### Goal of the exercise
Show each line that has the string "type" in it.

Structured figure records:
====

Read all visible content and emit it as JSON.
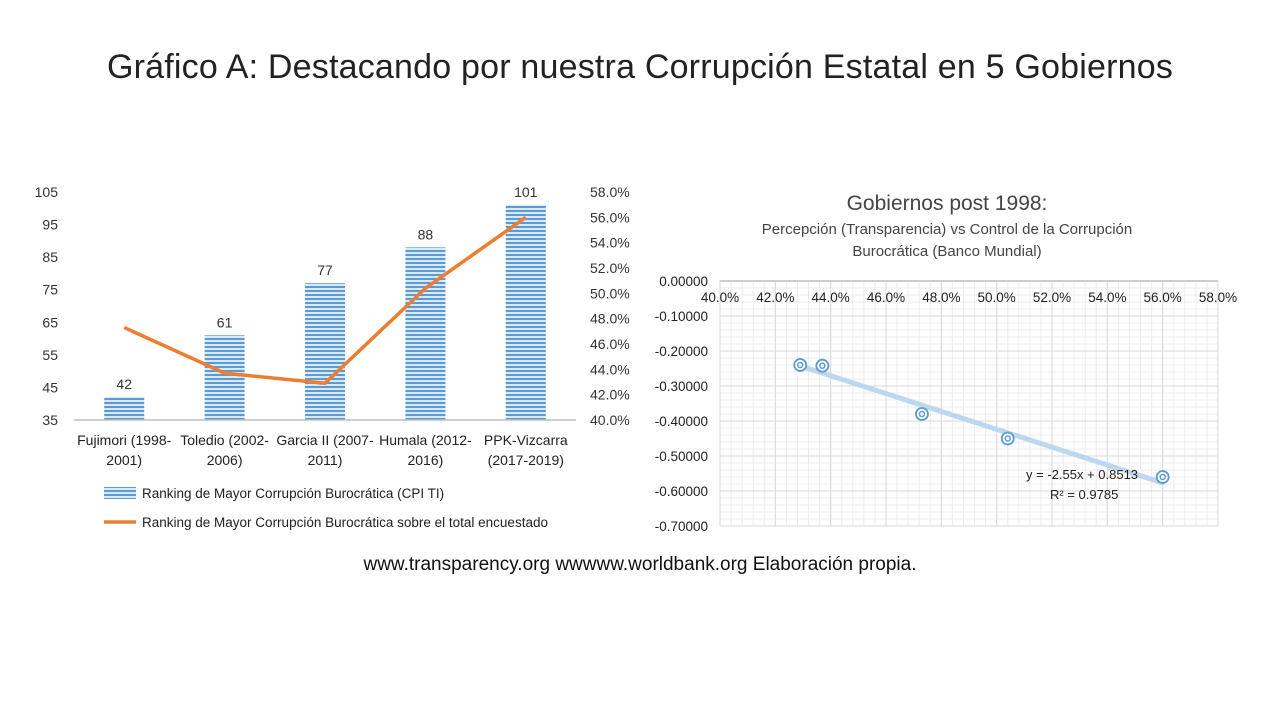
{
  "slide": {
    "title": "Gráfico A: Destacando por nuestra Corrupción Estatal en 5 Gobiernos",
    "source": "www.transparency.org wwwww.worldbank.org Elaboración propia."
  },
  "colors": {
    "bar": "#5b9bd5",
    "line": "#ed7d31",
    "point": "#5b9bd5",
    "trend": "#bdd7ee",
    "grid": "#d9d9d9",
    "axis": "#bfbfbf"
  },
  "chart_data": [
    {
      "type": "bar",
      "categories": [
        [
          "Fujimori (1998-",
          "2001)"
        ],
        [
          "Toledio (2002-",
          "2006)"
        ],
        [
          "Garcia II (2007-",
          "2011)"
        ],
        [
          "Humala (2012-",
          "2016)"
        ],
        [
          "PPK-Vizcarra",
          "(2017-2019)"
        ]
      ],
      "series": [
        {
          "name": "Ranking de Mayor Corrupción Burocrática (CPI TI)",
          "type": "bar",
          "axis": "left",
          "values": [
            42,
            61,
            77,
            88,
            101
          ],
          "data_labels": [
            "42",
            "61",
            "77",
            "88",
            "101"
          ]
        },
        {
          "name": "Ranking de Mayor Corrupción Burocrática sobre el total encuestado",
          "type": "line",
          "axis": "right",
          "values": [
            0.473,
            0.437,
            0.429,
            0.504,
            0.56
          ]
        }
      ],
      "left_axis": {
        "ylim": [
          35,
          105
        ],
        "ticks": [
          "105",
          "95",
          "85",
          "75",
          "65",
          "55",
          "45",
          "35"
        ],
        "tick_values": [
          105,
          95,
          85,
          75,
          65,
          55,
          45,
          35
        ]
      },
      "right_axis": {
        "ylim": [
          0.4,
          0.58
        ],
        "ticks": [
          "58.0%",
          "56.0%",
          "54.0%",
          "52.0%",
          "50.0%",
          "48.0%",
          "46.0%",
          "44.0%",
          "42.0%",
          "40.0%"
        ],
        "tick_values": [
          0.58,
          0.56,
          0.54,
          0.52,
          0.5,
          0.48,
          0.46,
          0.44,
          0.42,
          0.4
        ]
      },
      "legend_position": "bottom",
      "grid": false
    },
    {
      "type": "scatter",
      "title": "Gobiernos post 1998:",
      "subtitle": [
        "Percepción (Transparencia) vs Control de la Corrupción",
        "Burocrática (Banco Mundial)"
      ],
      "points": [
        {
          "x": 0.429,
          "y": -0.24
        },
        {
          "x": 0.437,
          "y": -0.242
        },
        {
          "x": 0.473,
          "y": -0.38
        },
        {
          "x": 0.504,
          "y": -0.45
        },
        {
          "x": 0.56,
          "y": -0.56
        }
      ],
      "trendline": {
        "slope": -2.55,
        "intercept": 0.8513,
        "equation": "y = -2.55x + 0.8513",
        "r2": "R² = 0.9785",
        "x_range": [
          0.429,
          0.56
        ]
      },
      "xlim": [
        0.4,
        0.58
      ],
      "ylim": [
        -0.7,
        0.0
      ],
      "x_ticks": [
        "40.0%",
        "42.0%",
        "44.0%",
        "46.0%",
        "48.0%",
        "50.0%",
        "52.0%",
        "54.0%",
        "56.0%",
        "58.0%"
      ],
      "x_tick_values": [
        0.4,
        0.42,
        0.44,
        0.46,
        0.48,
        0.5,
        0.52,
        0.54,
        0.56,
        0.58
      ],
      "y_ticks": [
        "0.00000",
        "-0.10000",
        "-0.20000",
        "-0.30000",
        "-0.40000",
        "-0.50000",
        "-0.60000",
        "-0.70000"
      ],
      "y_tick_values": [
        0.0,
        -0.1,
        -0.2,
        -0.3,
        -0.4,
        -0.5,
        -0.6,
        -0.7
      ],
      "x_axis_position": "top",
      "grid": true
    }
  ]
}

====

### Result below
      "type": "bar",
          "type": "bar",
          "type": "line",
      "type": "scatter",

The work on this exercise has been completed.